*PROBLEMS TO WORK ON:*
• a. In the passage on Mennonites and the Münsterites, how many signatories endorsed the September 1793 letter of complaint about David Epp?
• b. Write the next part of the passage on Mennonites and the Münsterites, picking up after its last sentence.

## Begin ARTICLE

In the 16th century, the term “Mennonite” was adopted by several Anabaptist groups after the tolerant Countess of East Friesland, Anna von Oldenburg, insisted on distinguishing between the “fanatical” Münsterite Anabaptists, on the one hand, and Menno’s peaceful adherents—the Menniten—on the other (note 1).
In 1534, Anabaptists who found refuge in Münster had attempted to establish an “Anabaptist kingdom,” the “New Jerusalem,” in part with he forceful uprooting of the ungodly (note 2). This new holy city was marked by a variety of excesses including polygamy and the community of goods as they awaited the end-time apocalyptic battle between good and evil. This ended disastrously: the armies of the bishop besieged the city and, once inside, killed almost all the men. The three leaders were caged, severely tortured, displayed throughout the country, and put to death six months later.
The next year another 300 Münsterites, and possibly Menno’s
brother, occupied a monastery in Friesland near Bolsward, where 37 were
beheaded immediately, and another 54 later.
For next generations in Royal Prussia, an obsession with
status quo together with rigorous and frequent application of the ban led the
Frisian Mennonites to refer disparagingly to their more rigorous Flemish
brethren as “Münsterites.” But critiques by the Frisians did not bother the
Flemish, apparently, whom the Flemish referred to as “rubbish carts” (Dreckwagen)—for
they picked up any kind of smutty Mennonite (note 3)!
Moreover, some Mennonites in Prussia did “not like to call themselves
Mennonites,” but rather Taufgesinnte or “baptism-minded.” They did not want to
be known as originating from the fanatical and militant Münsterite Anabaptists
of the 16th century (note 4). Others alternately spoke of themselves as “quiet in the land”
in contrast to the militant Münsterite revolutionaries of old (note 5),
One of the first elders in Chortitza, David Epp, had a very
difficult first year as elder. His misdemeanors were detailed in a lengthy
letter of formal complaint dated September 1793 to elders in Danzig and Prussia
and endorsed by nineteen signatories. The elder’s leadership was responsible
for “causing dissension, hate and strife and the like,” and the writers even
compared Epp and his supporters with the militant, theocratic Anabaptist “Münsterites”
(note 6).
After the Russian Revolution, Mennonite leader Benjamin
Unruh wrote that “Bolshevik putschism” stands in direct continuity with the
revolutionary “sectarian” Anabaptism of Münster. Both could employ violence (“social
revolution with the sword of Gideon”) as a strategy for inaugurating the new
world order. In “genuine” Anabaptism, in contrast, the congregation is similar
to a “shock troop and bearer of an unbroken devotion to the final goals” and
“coming ‘order of God,’” but it is “never the kingdom of God” itself, according
to Unruh (note 7). Ironically Unruh was writing (positively) about shock troops
in a context in which Nazi shock troops in Germany were first having an impact.

## End ARTICLE
## Begin PROVIDED MATERIAL

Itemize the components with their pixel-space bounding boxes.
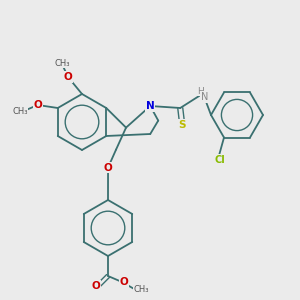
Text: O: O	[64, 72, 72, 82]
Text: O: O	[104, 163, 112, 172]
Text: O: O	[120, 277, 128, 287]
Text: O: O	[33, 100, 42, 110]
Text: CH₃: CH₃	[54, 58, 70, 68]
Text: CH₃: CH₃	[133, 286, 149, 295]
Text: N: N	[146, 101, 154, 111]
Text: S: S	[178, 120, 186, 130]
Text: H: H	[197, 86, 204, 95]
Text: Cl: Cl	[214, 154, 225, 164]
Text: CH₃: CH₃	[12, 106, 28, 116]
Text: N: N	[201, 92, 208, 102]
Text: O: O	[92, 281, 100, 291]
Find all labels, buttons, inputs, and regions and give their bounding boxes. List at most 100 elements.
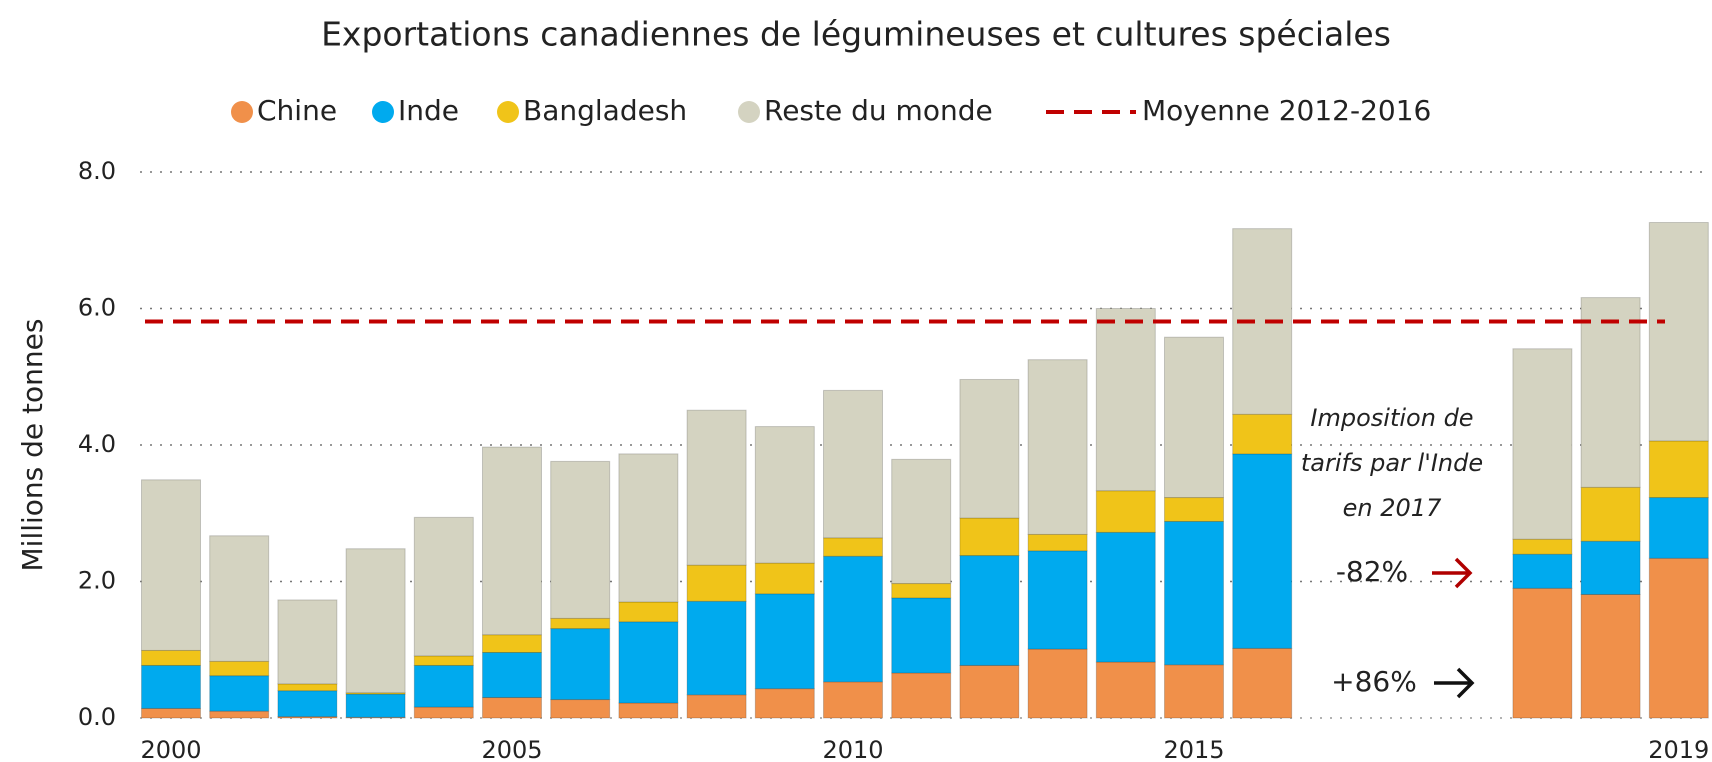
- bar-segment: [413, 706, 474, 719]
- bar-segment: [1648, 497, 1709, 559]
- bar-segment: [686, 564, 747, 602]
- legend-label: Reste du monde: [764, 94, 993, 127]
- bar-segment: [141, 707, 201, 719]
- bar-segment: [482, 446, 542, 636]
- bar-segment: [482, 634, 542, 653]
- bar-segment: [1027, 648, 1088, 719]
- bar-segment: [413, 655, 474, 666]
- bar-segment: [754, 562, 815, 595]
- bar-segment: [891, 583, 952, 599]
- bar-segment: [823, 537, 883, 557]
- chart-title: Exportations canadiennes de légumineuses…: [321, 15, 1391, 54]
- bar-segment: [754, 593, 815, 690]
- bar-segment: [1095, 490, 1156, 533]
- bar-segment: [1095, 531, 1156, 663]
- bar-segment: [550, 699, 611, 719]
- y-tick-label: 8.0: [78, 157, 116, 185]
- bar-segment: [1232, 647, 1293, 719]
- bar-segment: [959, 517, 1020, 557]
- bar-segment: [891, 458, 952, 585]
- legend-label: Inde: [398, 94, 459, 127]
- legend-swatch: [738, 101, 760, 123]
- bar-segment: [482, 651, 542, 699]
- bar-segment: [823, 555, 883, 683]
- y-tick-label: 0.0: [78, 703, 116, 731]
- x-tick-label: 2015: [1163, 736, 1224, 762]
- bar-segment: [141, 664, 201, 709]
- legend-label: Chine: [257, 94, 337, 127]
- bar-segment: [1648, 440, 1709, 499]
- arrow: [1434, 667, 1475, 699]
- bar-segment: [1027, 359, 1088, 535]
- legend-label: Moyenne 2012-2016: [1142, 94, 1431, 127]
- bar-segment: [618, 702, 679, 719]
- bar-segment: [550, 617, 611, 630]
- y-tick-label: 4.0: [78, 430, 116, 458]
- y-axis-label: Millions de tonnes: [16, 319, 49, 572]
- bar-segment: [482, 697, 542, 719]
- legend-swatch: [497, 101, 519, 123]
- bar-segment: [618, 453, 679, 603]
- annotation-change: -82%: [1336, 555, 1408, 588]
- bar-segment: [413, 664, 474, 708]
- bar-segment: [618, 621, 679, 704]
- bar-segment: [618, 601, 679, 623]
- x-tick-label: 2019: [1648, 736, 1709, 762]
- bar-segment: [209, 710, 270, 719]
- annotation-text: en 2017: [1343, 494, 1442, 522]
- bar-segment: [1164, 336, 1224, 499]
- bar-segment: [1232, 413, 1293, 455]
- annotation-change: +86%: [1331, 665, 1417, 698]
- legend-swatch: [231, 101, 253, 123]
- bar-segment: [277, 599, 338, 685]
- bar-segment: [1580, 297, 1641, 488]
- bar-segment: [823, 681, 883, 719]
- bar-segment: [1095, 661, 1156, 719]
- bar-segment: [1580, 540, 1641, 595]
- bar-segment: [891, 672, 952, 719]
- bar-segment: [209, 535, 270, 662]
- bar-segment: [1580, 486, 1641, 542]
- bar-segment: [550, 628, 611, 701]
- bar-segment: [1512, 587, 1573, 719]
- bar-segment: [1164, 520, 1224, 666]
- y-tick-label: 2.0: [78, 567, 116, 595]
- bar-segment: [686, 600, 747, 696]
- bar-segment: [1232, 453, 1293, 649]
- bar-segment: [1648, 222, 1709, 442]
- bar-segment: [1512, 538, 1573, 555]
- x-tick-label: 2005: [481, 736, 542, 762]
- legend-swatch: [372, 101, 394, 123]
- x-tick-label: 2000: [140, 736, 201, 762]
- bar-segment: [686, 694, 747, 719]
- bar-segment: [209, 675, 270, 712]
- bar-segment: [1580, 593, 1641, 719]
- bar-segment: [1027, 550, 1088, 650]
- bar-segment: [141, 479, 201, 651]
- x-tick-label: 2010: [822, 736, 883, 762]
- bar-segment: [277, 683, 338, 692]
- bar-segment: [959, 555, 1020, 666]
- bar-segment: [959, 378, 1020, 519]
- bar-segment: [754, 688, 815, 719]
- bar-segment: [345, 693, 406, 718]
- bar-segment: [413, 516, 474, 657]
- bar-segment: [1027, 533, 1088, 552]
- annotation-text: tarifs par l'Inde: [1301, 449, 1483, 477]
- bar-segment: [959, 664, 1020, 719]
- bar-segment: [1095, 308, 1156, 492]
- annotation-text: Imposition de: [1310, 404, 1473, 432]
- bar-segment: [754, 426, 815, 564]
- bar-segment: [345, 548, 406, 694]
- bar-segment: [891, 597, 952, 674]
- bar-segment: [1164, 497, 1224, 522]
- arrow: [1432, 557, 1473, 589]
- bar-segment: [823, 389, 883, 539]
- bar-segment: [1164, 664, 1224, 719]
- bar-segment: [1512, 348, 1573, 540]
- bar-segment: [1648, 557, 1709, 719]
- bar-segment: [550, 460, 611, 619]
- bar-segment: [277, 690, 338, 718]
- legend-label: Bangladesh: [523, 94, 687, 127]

## End PROVIDED MATERIAL

*TASK RESULTS:*
• a. Nineteen.

• b.
With this context it is not surprising that others
too produced hate literature that conflated Mennonites and Münsterites to warn against the murderous errors of "new” Anabaptists. In 1701, etchings known as the "Warning
Mirror" (Warnungs-Spiegel) were produced—a kind of mirror opposite of the
copper-plate etchings of the Martyrs Mirror by Jan Luyken (d. 1712; note 8).
Below are some of those etchings that warn earnestly against
"new Anabaptists," including Mennonites, Quakers, Pietists, atheists,
polygamists and many more heretics and arch-heretics.
The etchings function a little like extreme political
cartoons in our day, but here with the message that though the Old Anabaptists “may
be dead, but their spirit and legacy is still to be eradicated!"
And in Mennonite circles if you are looking to start a new schism,
remember that the “ultimate putdown” after many centuries is still to call your
fellow Mennonite a Münster-ite (or alternatively a Dreckwagen, depending on
context or perspective).
---Arnold Neufeldt-Fast
---Notes---
Note 1: Anna Oldenburg-Delmenhorst, Countess of East
Friesland, “On the Treatment of Sectarians,” February 15, 1545. In A. F.
Mellink, ed., Documenta Anabaptistica Nederlandica, Part I: Friesland en
Groningen, 1530–1550 (Leiden: Brill, 1975) I, 190.
Note 2: Cf. Walter Klaassen, Living at the End of the Ages.
Apocalyptic Expectation in the Radical Reformation (New York: University of America
Press, 1992), 45-51, https://archive.org/details/livingatendofage0000klaa.
Note 3: Cf. Abraham Hartwich, Geographisch-Historische
Landes-Beschribung [sic] derer dreyen im Pohlnischen Preußen liegenden Werdern
(Königsberg, 1723), 279, http://reader.digitale-sammlungen.de/resolve/display/bsb10000874.html.
Note 4: Cf. Ludwig von Baczko, ed., Nankes
Wanderungen durch Preussen, vol. 2 (Hamburg and Altona, Vollmer, 1800),
111-125, https://archive.org/details/reisedurcheinen00baczgoog/page/n378/mode/2up; OR https://nbn-resolving.org/urn:nbn:de:bvb:70-dtl-0000000449#061, 112f.
Note 5: Benjamin H.
Unruh, “Die Wehrlosigkeit.” Vortrag, gehalten auf der Allgemeinen
Mennonitischen Konferenz am 7. Juni 1917, 16, 17, https://mla.bethelks.edu/gmsources/books/1917,%20Unruh,%20Wehrlosigkeit/.
Note 6: In Peter Hildebrand, From Danzig to Russia (Winnipeg, MB: CMBC, 2000), 40. Also in
Gerhard Wiebe, “Verzeichniß der gehaltenen Predigten samt andern vorgefallenen
Merkwürdigkeiten in der Gemeine Gottes in Elbing und Ellerwald von Anno 1778 d.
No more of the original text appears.